## Supplied text
──────────────────────────────

Sunday, 29 July 2012
Five reasons children skip school
Children cannot succeed in school if they don't attend regularly. In this twenty-first century every person needs at least a high school diploma in order to find a job, start a family, and lead a fulfilling life.
In North American schools, where public education is available to everyone, why would any child not attend school? Following are some of the possible reasons:
1. Academic Problems
If a child is placed in a grade where the curriculum is too difficult, he may become so frustrated and unhappy that he will seek to avoid classes at any cost. He may feign illness, play hooky, or just walk the streets until he can return home without be questioned.
Similarly, if he is very intelligent and bored by the program in which he has been placed, he will see no need to attend school. He may seek challenge and adventure elsewhere and possibly get into trouble by doing so.

──────────────────────────────

## Given records

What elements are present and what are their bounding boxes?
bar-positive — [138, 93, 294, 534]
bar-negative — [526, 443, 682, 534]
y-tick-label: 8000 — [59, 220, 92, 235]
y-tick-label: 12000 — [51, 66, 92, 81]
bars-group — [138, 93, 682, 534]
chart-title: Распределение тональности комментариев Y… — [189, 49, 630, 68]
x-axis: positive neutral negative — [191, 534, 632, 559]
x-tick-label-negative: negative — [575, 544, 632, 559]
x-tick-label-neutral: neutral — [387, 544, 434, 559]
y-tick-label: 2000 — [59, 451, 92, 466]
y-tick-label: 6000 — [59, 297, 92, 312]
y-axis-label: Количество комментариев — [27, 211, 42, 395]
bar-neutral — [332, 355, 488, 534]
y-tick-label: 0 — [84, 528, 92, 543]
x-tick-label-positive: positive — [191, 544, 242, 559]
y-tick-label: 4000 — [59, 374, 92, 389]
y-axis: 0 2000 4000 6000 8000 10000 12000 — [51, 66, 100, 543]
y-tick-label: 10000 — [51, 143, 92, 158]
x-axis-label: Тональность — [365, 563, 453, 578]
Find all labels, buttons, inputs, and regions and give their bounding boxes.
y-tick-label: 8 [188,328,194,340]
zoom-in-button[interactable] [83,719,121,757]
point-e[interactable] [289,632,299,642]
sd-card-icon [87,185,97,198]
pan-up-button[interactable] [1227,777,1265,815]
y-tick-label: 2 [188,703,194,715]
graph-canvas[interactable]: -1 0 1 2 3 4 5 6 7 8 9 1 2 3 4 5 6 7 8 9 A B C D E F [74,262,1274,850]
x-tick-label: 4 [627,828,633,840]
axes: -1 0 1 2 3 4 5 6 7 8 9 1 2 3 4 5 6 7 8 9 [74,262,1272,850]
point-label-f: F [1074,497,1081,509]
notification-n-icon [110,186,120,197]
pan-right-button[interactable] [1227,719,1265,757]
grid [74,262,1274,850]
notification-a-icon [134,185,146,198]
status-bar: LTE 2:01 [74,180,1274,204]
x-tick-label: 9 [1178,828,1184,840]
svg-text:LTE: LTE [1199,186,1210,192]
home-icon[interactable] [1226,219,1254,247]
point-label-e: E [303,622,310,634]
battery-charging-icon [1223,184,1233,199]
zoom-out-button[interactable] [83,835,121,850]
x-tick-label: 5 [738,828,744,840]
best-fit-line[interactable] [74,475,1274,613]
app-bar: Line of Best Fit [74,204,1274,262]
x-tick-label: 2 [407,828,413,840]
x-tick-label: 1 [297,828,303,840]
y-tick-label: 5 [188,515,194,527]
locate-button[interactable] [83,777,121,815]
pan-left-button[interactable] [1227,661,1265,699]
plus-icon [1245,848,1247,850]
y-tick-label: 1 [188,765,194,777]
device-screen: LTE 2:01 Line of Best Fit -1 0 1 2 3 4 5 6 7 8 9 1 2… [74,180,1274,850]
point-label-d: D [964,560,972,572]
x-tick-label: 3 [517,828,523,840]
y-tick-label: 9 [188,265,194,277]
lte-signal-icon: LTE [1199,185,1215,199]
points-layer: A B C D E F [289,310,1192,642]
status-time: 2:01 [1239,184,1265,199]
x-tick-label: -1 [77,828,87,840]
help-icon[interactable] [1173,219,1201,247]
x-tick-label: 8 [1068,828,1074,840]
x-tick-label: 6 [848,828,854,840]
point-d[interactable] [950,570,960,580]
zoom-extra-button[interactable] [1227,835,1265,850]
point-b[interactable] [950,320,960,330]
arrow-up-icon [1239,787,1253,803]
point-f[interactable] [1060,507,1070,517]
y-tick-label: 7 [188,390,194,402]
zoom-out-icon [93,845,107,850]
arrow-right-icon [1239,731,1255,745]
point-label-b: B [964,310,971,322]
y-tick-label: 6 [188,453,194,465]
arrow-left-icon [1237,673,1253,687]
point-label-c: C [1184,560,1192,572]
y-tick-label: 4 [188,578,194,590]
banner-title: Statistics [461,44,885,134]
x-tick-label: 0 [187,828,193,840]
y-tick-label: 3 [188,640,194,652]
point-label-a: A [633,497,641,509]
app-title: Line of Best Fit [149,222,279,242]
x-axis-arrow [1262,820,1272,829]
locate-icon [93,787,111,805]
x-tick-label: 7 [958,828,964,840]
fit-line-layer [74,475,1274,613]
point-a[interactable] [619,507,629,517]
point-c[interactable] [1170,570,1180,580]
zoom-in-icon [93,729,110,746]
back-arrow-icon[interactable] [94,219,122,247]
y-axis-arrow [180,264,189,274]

──────────────────────────────

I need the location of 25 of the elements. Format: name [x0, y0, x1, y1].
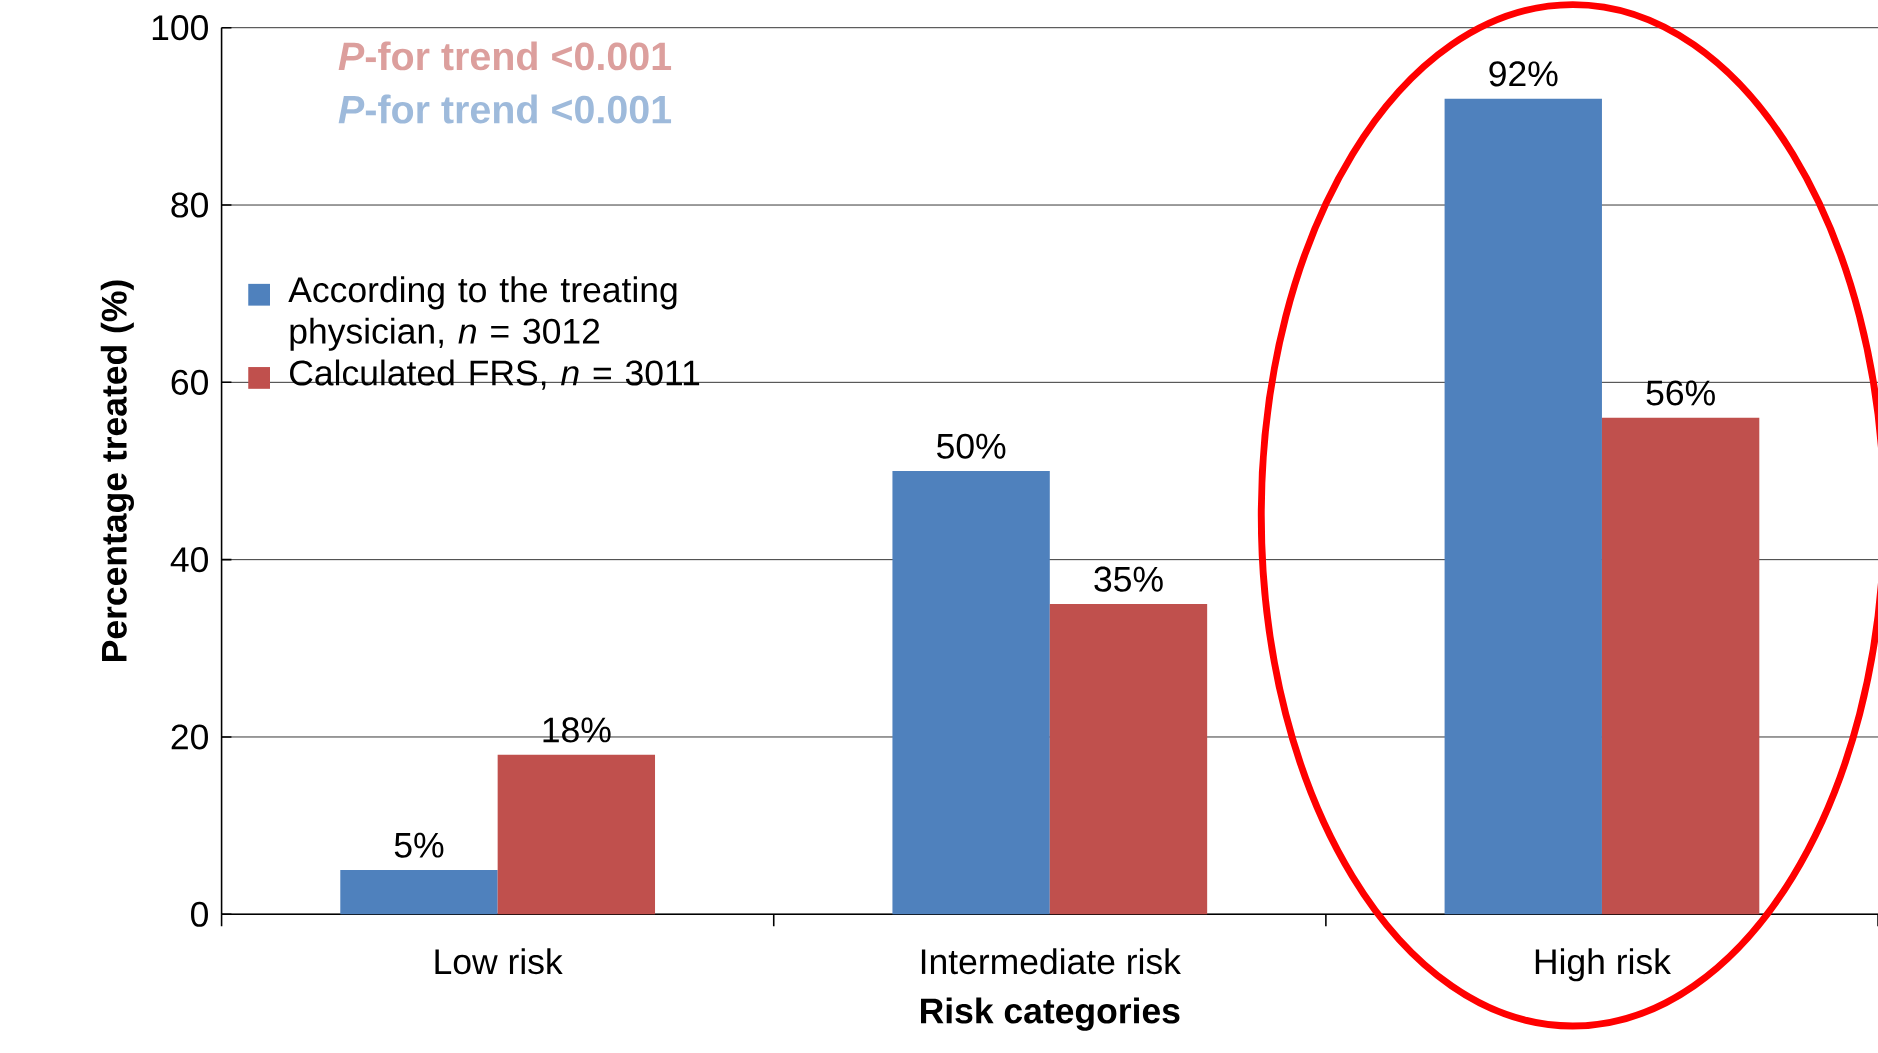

──────────────────────────────

## Goal of the exercise
Quote the full post on why children skip school word for word. The records have no connection to the text.

## Final result
Sunday, 29 July 2012
Five reasons children skip school
Children cannot succeed in school if they don't attend regularly. In this twenty-first century every person needs at least a high school diploma in order to find a job, start a family, and lead a fulfilling life.
In North American schools, where public education is available to everyone, why would any child not attend school? Following are some of the possible reasons:
1. Academic Problems
If a child is placed in a grade where the curriculum is too difficult, he may become so frustrated and unhappy that he will seek to avoid classes at any cost. He may feign illness, play hooky, or just walk the streets until he can return home without be questioned.
Similarly, if he is very intelligent and bored by the program in which he has been placed, he will see no need to attend school. He may seek challenge and adventure elsewhere and possibly get into trouble by doing so.